- _Stated task_: Report every line from the material that contains the word "Total".

- _Stored rows_:
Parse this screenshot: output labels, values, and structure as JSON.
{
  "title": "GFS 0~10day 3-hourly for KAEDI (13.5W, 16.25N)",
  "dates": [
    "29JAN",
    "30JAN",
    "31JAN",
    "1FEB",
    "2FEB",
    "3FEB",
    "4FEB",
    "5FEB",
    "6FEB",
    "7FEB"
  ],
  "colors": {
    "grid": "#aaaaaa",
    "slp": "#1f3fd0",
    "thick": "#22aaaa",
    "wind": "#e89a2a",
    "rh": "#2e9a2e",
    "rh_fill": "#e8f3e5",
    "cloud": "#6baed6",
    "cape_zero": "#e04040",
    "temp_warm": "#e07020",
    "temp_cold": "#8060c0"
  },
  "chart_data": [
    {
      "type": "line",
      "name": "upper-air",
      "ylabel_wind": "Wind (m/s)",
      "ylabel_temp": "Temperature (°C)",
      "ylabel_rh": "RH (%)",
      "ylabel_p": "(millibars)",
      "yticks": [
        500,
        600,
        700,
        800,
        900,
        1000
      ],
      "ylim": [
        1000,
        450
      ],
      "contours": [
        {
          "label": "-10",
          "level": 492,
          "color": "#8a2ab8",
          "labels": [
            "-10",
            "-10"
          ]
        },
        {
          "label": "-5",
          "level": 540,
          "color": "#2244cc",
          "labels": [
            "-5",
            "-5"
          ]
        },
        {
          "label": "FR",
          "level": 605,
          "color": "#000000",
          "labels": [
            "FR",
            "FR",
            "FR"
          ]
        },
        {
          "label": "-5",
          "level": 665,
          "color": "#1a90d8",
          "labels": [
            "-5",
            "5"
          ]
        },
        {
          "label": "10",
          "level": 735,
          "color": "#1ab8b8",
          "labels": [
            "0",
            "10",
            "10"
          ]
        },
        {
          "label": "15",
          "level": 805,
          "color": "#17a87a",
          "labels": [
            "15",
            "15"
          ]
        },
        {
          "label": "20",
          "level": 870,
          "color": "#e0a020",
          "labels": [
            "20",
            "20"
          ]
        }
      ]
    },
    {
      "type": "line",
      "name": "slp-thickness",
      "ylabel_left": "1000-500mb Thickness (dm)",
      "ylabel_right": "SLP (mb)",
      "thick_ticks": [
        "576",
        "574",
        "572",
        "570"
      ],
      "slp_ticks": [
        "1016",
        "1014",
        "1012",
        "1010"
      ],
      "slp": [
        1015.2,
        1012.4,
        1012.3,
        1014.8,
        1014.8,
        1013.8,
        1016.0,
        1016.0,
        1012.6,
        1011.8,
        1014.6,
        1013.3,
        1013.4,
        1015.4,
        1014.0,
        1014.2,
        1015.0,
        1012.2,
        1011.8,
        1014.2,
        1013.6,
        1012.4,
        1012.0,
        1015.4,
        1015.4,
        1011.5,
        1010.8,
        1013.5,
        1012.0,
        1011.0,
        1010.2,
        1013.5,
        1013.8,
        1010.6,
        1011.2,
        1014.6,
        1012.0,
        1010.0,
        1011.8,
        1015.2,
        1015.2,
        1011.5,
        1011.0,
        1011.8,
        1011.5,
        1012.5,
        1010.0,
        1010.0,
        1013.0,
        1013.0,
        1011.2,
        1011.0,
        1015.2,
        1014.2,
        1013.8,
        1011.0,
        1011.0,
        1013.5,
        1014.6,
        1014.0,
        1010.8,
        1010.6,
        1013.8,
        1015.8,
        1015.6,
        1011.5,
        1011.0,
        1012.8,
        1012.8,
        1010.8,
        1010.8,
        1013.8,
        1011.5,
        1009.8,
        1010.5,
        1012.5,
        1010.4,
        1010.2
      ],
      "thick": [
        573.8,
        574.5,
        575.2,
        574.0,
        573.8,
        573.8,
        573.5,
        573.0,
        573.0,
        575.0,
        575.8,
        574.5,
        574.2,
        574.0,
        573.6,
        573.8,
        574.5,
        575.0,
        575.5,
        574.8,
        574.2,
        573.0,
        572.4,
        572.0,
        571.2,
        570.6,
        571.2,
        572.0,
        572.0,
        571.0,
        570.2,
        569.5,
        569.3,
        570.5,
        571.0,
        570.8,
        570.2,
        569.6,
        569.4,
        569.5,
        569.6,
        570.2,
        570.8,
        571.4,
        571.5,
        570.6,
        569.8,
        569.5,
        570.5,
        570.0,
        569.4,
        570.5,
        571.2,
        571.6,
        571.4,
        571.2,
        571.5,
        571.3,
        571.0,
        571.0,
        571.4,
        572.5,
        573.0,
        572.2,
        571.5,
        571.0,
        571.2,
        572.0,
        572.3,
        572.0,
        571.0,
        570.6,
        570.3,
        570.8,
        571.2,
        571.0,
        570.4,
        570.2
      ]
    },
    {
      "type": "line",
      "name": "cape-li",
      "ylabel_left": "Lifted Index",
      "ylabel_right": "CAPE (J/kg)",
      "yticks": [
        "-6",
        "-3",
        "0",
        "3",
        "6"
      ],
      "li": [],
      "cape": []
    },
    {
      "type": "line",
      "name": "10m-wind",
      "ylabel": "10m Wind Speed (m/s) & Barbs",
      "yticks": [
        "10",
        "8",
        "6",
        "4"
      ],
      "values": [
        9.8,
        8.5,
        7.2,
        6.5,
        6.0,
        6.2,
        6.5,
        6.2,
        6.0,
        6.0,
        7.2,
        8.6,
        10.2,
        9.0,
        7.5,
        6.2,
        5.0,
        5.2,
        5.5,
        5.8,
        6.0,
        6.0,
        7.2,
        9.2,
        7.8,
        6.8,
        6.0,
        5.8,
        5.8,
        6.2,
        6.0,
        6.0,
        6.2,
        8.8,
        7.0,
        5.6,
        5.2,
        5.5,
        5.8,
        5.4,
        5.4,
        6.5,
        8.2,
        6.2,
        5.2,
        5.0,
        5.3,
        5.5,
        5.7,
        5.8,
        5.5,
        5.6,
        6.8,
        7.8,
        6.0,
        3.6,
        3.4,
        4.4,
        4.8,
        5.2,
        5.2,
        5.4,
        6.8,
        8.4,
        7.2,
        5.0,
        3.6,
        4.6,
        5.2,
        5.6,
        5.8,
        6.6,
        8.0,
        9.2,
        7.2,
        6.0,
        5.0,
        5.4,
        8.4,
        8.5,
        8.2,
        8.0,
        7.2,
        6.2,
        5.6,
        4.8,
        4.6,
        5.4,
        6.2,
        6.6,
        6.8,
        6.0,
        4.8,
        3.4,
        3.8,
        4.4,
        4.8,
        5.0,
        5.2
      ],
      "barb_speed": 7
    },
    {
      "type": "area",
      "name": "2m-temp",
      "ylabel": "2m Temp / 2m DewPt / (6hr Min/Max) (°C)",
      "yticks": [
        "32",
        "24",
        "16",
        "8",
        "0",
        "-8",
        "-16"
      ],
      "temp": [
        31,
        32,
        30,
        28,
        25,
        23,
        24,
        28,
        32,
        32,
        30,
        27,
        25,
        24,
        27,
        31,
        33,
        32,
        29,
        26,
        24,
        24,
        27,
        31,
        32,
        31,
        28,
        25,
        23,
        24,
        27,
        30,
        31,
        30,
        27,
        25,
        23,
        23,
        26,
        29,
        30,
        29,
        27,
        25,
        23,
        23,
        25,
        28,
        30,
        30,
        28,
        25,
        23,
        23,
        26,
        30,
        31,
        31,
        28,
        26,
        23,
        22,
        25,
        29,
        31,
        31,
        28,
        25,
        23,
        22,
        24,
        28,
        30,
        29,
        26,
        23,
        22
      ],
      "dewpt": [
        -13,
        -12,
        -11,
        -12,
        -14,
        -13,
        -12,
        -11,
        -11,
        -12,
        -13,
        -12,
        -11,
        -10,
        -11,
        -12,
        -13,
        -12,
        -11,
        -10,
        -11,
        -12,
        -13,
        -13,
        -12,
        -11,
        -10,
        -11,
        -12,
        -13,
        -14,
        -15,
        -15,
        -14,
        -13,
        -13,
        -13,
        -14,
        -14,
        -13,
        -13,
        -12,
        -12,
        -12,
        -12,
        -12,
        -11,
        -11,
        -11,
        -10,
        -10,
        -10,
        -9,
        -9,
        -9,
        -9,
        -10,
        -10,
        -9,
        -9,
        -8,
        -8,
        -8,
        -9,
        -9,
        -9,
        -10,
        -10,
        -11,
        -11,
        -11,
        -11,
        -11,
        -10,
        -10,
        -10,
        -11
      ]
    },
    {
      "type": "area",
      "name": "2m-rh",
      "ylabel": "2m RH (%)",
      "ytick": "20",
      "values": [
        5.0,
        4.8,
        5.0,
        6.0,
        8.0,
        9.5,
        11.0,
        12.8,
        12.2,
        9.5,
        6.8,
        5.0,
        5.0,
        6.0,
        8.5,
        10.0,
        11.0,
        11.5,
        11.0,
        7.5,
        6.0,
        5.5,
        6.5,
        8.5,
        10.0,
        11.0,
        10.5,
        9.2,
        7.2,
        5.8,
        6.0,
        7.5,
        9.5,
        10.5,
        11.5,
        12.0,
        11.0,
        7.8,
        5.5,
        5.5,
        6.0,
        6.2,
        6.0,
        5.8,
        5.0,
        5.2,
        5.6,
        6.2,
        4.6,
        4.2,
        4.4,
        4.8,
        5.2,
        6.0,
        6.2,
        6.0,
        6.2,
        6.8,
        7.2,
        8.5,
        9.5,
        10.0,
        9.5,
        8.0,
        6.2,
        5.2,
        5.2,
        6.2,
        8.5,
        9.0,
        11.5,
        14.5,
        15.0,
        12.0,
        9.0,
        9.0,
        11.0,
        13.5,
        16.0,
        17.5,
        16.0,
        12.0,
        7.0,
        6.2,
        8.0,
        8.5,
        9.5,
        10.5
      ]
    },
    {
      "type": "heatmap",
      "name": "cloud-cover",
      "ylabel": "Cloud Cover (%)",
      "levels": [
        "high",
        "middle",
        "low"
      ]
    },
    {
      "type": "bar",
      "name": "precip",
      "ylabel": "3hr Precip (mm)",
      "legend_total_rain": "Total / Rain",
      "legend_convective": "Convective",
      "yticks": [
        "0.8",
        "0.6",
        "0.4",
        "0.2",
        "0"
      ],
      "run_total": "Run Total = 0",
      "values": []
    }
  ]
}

- _In response_:
      "legend_total_rain": "Total / Rain",
      "run_total": "Run Total = 0",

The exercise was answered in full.